-- Start --
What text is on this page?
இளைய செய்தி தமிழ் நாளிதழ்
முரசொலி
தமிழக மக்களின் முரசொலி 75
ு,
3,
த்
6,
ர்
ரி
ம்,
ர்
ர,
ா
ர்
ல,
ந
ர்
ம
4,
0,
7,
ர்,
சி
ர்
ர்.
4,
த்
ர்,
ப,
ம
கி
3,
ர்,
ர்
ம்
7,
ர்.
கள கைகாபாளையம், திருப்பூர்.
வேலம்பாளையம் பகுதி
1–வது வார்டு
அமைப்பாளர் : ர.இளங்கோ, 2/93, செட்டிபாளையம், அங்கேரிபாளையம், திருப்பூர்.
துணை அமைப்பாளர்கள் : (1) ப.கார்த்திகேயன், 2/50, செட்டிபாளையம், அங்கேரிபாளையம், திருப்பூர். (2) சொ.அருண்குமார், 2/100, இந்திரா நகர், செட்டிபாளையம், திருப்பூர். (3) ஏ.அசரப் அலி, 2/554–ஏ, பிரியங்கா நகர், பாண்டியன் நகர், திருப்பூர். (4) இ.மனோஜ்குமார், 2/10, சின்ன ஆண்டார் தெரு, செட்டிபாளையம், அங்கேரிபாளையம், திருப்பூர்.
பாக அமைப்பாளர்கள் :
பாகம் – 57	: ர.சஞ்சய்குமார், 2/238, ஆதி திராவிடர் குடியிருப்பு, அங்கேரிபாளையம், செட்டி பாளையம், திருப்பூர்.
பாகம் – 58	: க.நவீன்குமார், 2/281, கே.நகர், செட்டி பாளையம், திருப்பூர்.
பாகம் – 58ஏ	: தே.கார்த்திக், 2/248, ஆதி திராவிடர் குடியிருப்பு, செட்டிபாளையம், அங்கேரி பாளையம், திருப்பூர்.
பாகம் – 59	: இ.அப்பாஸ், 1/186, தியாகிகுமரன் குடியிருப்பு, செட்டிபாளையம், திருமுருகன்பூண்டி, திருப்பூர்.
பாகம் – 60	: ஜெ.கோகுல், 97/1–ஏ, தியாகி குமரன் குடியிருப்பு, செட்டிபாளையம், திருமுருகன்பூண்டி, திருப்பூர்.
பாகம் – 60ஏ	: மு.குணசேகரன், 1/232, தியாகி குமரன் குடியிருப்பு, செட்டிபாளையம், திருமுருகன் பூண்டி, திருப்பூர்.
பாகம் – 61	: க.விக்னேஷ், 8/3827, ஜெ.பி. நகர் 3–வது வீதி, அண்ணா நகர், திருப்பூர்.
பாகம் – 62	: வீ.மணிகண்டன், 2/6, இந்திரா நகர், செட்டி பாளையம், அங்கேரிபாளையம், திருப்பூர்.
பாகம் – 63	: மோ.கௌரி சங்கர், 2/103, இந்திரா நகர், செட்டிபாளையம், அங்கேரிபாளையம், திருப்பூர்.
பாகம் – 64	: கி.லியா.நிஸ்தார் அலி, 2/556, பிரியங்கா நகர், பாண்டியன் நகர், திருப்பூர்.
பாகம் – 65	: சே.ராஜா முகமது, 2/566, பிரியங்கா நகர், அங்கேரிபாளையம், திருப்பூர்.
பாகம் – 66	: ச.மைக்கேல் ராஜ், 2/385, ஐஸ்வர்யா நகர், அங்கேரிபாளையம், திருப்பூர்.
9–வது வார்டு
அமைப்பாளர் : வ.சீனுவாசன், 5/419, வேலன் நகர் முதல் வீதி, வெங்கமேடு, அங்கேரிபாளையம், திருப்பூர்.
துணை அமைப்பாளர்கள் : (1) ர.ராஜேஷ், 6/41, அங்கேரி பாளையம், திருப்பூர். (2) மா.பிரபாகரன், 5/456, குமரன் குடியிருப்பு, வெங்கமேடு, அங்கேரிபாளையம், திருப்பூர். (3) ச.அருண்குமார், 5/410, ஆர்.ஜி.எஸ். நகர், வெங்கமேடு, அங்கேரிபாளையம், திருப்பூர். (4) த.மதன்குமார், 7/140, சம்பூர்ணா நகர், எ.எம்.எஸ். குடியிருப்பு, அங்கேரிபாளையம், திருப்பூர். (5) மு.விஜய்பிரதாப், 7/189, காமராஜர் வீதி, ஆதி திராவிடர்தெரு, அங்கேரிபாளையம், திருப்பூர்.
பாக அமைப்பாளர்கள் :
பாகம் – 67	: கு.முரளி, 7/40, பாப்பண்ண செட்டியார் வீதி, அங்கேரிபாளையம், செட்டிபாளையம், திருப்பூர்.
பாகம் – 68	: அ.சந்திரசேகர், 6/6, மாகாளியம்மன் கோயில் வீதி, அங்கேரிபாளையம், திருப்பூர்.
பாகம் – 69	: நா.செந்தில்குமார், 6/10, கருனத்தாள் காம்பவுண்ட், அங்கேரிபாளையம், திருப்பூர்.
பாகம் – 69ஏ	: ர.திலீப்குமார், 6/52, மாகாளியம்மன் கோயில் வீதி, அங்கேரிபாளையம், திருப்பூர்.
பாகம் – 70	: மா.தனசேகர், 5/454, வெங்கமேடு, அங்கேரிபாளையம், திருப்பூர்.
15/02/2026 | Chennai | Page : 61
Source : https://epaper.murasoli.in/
-- End --
● **WORK TO COMPLETE**:
Write the entire listing out again, word for word.

● **RESULT**:
What text is on this page?
இளைய செய்தி தமிழ் நாளிதழ்
முரசொலி
தமிழக மக்களின் முரசொலி 75
ு,
3,
த்
6,
ர்
ரி
ம்,
ர்
ர,
ா
ர்
ல,
ந
ர்
ம
4,
0,
7,
ர்,
சி
ர்
ர்.
4,
த்
ர்,
ப,
ம
கி
3,
ர்,
ர்
ம்
7,
ர்.
கள கைகாபாளையம், திருப்பூர்.
வேலம்பாளையம் பகுதி
1–வது வார்டு
அமைப்பாளர் : ர.இளங்கோ, 2/93, செட்டிபாளையம், அங்கேரிபாளையம், திருப்பூர்.
துணை அமைப்பாளர்கள் : (1) ப.கார்த்திகேயன், 2/50, செட்டிபாளையம், அங்கேரிபாளையம், திருப்பூர். (2) சொ.அருண்குமார், 2/100, இந்திரா நகர், செட்டிபாளையம், திருப்பூர். (3) ஏ.அசரப் அலி, 2/554–ஏ, பிரியங்கா நகர், பாண்டியன் நகர், திருப்பூர். (4) இ.மனோஜ்குமார், 2/10, சின்ன ஆண்டார் தெரு, செட்டிபாளையம், அங்கேரிபாளையம், திருப்பூர்.
பாக அமைப்பாளர்கள் :
பாகம் – 57	: ர.சஞ்சய்குமார், 2/238, ஆதி திராவிடர் குடியிருப்பு, அங்கேரிபாளையம், செட்டி பாளையம், திருப்பூர்.
பாகம் – 58	: க.நவீன்குமார், 2/281, கே.நகர், செட்டி பாளையம், திருப்பூர்.
பாகம் – 58ஏ	: தே.கார்த்திக், 2/248, ஆதி திராவிடர் குடியிருப்பு, செட்டிபாளையம், அங்கேரி பாளையம், திருப்பூர்.
பாகம் – 59	: இ.அப்பாஸ், 1/186, தியாகிகுமரன் குடியிருப்பு, செட்டிபாளையம், திருமுருகன்பூண்டி, திருப்பூர்.
பாகம் – 60	: ஜெ.கோகுல், 97/1–ஏ, தியாகி குமரன் குடியிருப்பு, செட்டிபாளையம், திருமுருகன்பூண்டி, திருப்பூர்.
பாகம் – 60ஏ	: மு.குணசேகரன், 1/232, தியாகி குமரன் குடியிருப்பு, செட்டிபாளையம், திருமுருகன் பூண்டி, திருப்பூர்.
பாகம் – 61	: க.விக்னேஷ், 8/3827, ஜெ.பி. நகர் 3–வது வீதி, அண்ணா நகர், திருப்பூர்.
பாகம் – 62	: வீ.மணிகண்டன், 2/6, இந்திரா நகர், செட்டி பாளையம், அங்கேரிபாளையம், திருப்பூர்.
பாகம் – 63	: மோ.கௌரி சங்கர், 2/103, இந்திரா நகர், செட்டிபாளையம், அங்கேரிபாளையம், திருப்பூர்.
பாகம் – 64	: கி.லியா.நிஸ்தார் அலி, 2/556, பிரியங்கா நகர், பாண்டியன் நகர், திருப்பூர்.
பாகம் – 65	: சே.ராஜா முகமது, 2/566, பிரியங்கா நகர், அங்கேரிபாளையம், திருப்பூர்.
பாகம் – 66	: ச.மைக்கேல் ராஜ், 2/385, ஐஸ்வர்யா நகர், அங்கேரிபாளையம், திருப்பூர்.
9–வது வார்டு
அமைப்பாளர் : வ.சீனுவாசன், 5/419, வேலன் நகர் முதல் வீதி, வெங்கமேடு, அங்கேரிபாளையம், திருப்பூர்.
துணை அமைப்பாளர்கள் : (1) ர.ராஜேஷ், 6/41, அங்கேரி பாளையம், திருப்பூர். (2) மா.பிரபாகரன், 5/456, குமரன் குடியிருப்பு, வெங்கமேடு, அங்கேரிபாளையம், திருப்பூர். (3) ச.அருண்குமார், 5/410, ஆர்.ஜி.எஸ். நகர், வெங்கமேடு, அங்கேரிபாளையம், திருப்பூர். (4) த.மதன்குமார், 7/140, சம்பூர்ணா நகர், எ.எம்.எஸ். குடியிருப்பு, அங்கேரிபாளையம், திருப்பூர். (5) மு.விஜய்பிரதாப், 7/189, காமராஜர் வீதி, ஆதி திராவிடர்தெரு, அங்கேரிபாளையம், திருப்பூர்.
பாக அமைப்பாளர்கள் :
பாகம் – 67	: கு.முரளி, 7/40, பாப்பண்ண செட்டியார் வீதி, அங்கேரிபாளையம், செட்டிபாளையம், திருப்பூர்.
பாகம் – 68	: அ.சந்திரசேகர், 6/6, மாகாளியம்மன் கோயில் வீதி, அங்கேரிபாளையம், திருப்பூர்.
பாகம் – 69	: நா.செந்தில்குமார், 6/10, கருனத்தாள் காம்பவுண்ட், அங்கேரிபாளையம், திருப்பூர்.
பாகம் – 69ஏ	: ர.திலீப்குமார், 6/52, மாகாளியம்மன் கோயில் வீதி, அங்கேரிபாளையம், திருப்பூர்.
பாகம் – 70	: மா.தனசேகர், 5/454, வெங்கமேடு, அங்கேரிபாளையம், திருப்பூர்.
15/02/2026 | Chennai | Page : 61
Source : https://epaper.murasoli.in/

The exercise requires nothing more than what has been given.